── Data provided
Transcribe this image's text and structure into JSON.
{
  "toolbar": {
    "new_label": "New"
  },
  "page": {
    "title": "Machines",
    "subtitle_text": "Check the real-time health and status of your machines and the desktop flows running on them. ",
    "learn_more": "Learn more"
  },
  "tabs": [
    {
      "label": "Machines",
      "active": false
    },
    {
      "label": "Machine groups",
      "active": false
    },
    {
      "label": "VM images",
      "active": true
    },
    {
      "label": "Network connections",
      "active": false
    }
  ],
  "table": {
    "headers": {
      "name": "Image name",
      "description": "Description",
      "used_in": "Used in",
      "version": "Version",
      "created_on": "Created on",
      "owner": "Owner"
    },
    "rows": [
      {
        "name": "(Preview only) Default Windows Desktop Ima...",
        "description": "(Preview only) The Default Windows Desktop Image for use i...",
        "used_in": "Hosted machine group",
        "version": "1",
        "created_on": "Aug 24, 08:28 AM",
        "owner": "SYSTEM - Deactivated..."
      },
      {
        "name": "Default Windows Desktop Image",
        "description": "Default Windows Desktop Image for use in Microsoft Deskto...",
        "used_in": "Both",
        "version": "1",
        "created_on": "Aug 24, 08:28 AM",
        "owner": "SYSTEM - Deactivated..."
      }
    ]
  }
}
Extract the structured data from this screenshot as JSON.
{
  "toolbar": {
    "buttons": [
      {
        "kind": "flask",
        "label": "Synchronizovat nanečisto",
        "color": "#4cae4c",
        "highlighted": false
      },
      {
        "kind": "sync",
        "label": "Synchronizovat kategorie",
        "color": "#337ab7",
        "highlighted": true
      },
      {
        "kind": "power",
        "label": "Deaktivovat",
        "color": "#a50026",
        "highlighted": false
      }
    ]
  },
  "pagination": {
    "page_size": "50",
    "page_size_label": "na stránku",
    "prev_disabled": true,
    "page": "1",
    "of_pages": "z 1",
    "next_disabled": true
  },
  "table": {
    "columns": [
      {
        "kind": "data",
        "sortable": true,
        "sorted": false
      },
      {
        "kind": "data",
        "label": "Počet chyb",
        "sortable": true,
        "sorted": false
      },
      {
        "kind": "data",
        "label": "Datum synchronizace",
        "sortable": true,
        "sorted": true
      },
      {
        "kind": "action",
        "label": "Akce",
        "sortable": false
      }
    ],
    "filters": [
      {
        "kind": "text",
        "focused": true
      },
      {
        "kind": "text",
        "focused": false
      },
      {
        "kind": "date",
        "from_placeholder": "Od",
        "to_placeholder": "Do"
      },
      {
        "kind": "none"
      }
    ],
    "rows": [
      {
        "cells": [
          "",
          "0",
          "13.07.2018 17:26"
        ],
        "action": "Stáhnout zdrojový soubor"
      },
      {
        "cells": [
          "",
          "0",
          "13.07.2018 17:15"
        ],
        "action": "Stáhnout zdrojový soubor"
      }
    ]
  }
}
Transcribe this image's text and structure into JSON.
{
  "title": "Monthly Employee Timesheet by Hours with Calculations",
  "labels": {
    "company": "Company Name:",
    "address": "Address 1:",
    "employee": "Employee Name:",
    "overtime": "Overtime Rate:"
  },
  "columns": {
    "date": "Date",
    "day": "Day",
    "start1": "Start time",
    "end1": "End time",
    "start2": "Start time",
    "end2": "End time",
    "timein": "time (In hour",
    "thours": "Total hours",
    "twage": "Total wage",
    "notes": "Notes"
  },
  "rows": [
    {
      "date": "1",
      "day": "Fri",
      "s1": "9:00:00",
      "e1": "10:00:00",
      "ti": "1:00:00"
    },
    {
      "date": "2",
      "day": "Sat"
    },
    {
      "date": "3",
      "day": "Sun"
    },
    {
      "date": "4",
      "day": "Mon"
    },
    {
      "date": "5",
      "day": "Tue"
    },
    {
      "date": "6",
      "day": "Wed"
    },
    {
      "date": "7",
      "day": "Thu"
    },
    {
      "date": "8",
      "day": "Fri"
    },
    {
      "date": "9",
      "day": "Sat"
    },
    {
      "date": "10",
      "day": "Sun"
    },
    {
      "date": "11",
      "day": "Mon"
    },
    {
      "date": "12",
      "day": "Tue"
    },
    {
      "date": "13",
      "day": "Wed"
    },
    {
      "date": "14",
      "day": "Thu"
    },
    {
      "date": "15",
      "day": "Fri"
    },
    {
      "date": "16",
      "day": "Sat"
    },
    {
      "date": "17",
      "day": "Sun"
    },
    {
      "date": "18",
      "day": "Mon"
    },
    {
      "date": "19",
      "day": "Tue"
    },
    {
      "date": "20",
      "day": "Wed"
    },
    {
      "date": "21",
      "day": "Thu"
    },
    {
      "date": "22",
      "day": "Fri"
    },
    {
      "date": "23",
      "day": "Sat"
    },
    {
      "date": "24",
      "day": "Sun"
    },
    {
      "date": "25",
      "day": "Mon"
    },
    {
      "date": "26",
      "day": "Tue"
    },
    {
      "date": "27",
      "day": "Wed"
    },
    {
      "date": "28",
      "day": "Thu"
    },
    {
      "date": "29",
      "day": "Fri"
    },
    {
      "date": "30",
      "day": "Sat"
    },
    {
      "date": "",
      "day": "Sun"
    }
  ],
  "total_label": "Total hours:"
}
────
**Directions:** Exactly as shown above, return every record.

**Reply to the exercise:**
Transcribe this image's text and structure into JSON.
{
  "toolbar": {
    "new_label": "New"
  },
  "page": {
    "title": "Machines",
    "subtitle_text": "Check the real-time health and status of your machines and the desktop flows running on them. ",
    "learn_more": "Learn more"
  },
  "tabs": [
    {
      "label": "Machines",
      "active": false
    },
    {
      "label": "Machine groups",
      "active": false
    },
    {
      "label": "VM images",
      "active": true
    },
    {
      "label": "Network connections",
      "active": false
    }
  ],
  "table": {
    "headers": {
      "name": "Image name",
      "description": "Description",
      "used_in": "Used in",
      "version": "Version",
      "created_on": "Created on",
      "owner": "Owner"
    },
    "rows": [
      {
        "name": "(Preview only) Default Windows Desktop Ima...",
        "description": "(Preview only) The Default Windows Desktop Image for use i...",
        "used_in": "Hosted machine group",
        "version": "1",
        "created_on": "Aug 24, 08:28 AM",
        "owner": "SYSTEM - Deactivated..."
      },
      {
        "name": "Default Windows Desktop Image",
        "description": "Default Windows Desktop Image for use in Microsoft Deskto...",
        "used_in": "Both",
        "version": "1",
        "created_on": "Aug 24, 08:28 AM",
        "owner": "SYSTEM - Deactivated..."
      }
    ]
  }
}
Extract the structured data from this screenshot as JSON.
{
  "toolbar": {
    "buttons": [
      {
        "kind": "flask",
        "label": "Synchronizovat nanečisto",
        "color": "#4cae4c",
        "highlighted": false
      },
      {
        "kind": "sync",
        "label": "Synchronizovat kategorie",
        "color": "#337ab7",
        "highlighted": true
      },
      {
        "kind": "power",
        "label": "Deaktivovat",
        "color": "#a50026",
        "highlighted": false
      }
    ]
  },
  "pagination": {
    "page_size": "50",
    "page_size_label": "na stránku",
    "prev_disabled": true,
    "page": "1",
    "of_pages": "z 1",
    "next_disabled": true
  },
  "table": {
    "columns": [
      {
        "kind": "data",
        "sortable": true,
        "sorted": false
      },
      {
        "kind": "data",
        "label": "Počet chyb",
        "sortable": true,
        "sorted": false
      },
      {
        "kind": "data",
        "label": "Datum synchronizace",
        "sortable": true,
        "sorted": true
      },
      {
        "kind": "action",
        "label": "Akce",
        "sortable": false
      }
    ],
    "filters": [
      {
        "kind": "text",
        "focused": true
      },
      {
        "kind": "text",
        "focused": false
      },
      {
        "kind": "date",
        "from_placeholder": "Od",
        "to_placeholder": "Do"
      },
      {
        "kind": "none"
      }
    ],
    "rows": [
      {
        "cells": [
          "",
          "0",
          "13.07.2018 17:26"
        ],
        "action": "Stáhnout zdrojový soubor"
      },
      {
        "cells": [
          "",
          "0",
          "13.07.2018 17:15"
        ],
        "action": "Stáhnout zdrojový soubor"
      }
    ]
  }
}
Transcribe this image's text and structure into JSON.
{
  "title": "Monthly Employee Timesheet by Hours with Calculations",
  "labels": {
    "company": "Company Name:",
    "address": "Address 1:",
    "employee": "Employee Name:",
    "overtime": "Overtime Rate:"
  },
  "columns": {
    "date": "Date",
    "day": "Day",
    "start1": "Start time",
    "end1": "End time",
    "start2": "Start time",
    "end2": "End time",
    "timein": "time (In hour",
    "thours": "Total hours",
    "twage": "Total wage",
    "notes": "Notes"
  },
  "rows": [
    {
      "date": "1",
      "day": "Fri",
      "s1": "9:00:00",
      "e1": "10:00:00",
      "ti": "1:00:00"
    },
    {
      "date": "2",
      "day": "Sat"
    },
    {
      "date": "3",
      "day": "Sun"
    },
    {
      "date": "4",
      "day": "Mon"
    },
    {
      "date": "5",
      "day": "Tue"
    },
    {
      "date": "6",
      "day": "Wed"
    },
    {
      "date": "7",
      "day": "Thu"
    },
    {
      "date": "8",
      "day": "Fri"
    },
    {
      "date": "9",
      "day": "Sat"
    },
    {
      "date": "10",
      "day": "Sun"
    },
    {
      "date": "11",
      "day": "Mon"
    },
    {
      "date": "12",
      "day": "Tue"
    },
    {
      "date": "13",
      "day": "Wed"
    },
    {
      "date": "14",
      "day": "Thu"
    },
    {
      "date": "15",
      "day": "Fri"
    },
    {
      "date": "16",
      "day": "Sat"
    },
    {
      "date": "17",
      "day": "Sun"
    },
    {
      "date": "18",
      "day": "Mon"
    },
    {
      "date": "19",
      "day": "Tue"
    },
    {
      "date": "20",
      "day": "Wed"
    },
    {
      "date": "21",
      "day": "Thu"
    },
    {
      "date": "22",
      "day": "Fri"
    },
    {
      "date": "23",
      "day": "Sat"
    },
    {
      "date": "24",
      "day": "Sun"
    },
    {
      "date": "25",
      "day": "Mon"
    },
    {
      "date": "26",
      "day": "Tue"
    },
    {
      "date": "27",
      "day": "Wed"
    },
    {
      "date": "28",
      "day": "Thu"
    },
    {
      "date": "29",
      "day": "Fri"
    },
    {
      "date": "30",
      "day": "Sat"
    },
    {
      "date": "",
      "day": "Sun"
    }
  ],
  "total_label": "Total hours:"
}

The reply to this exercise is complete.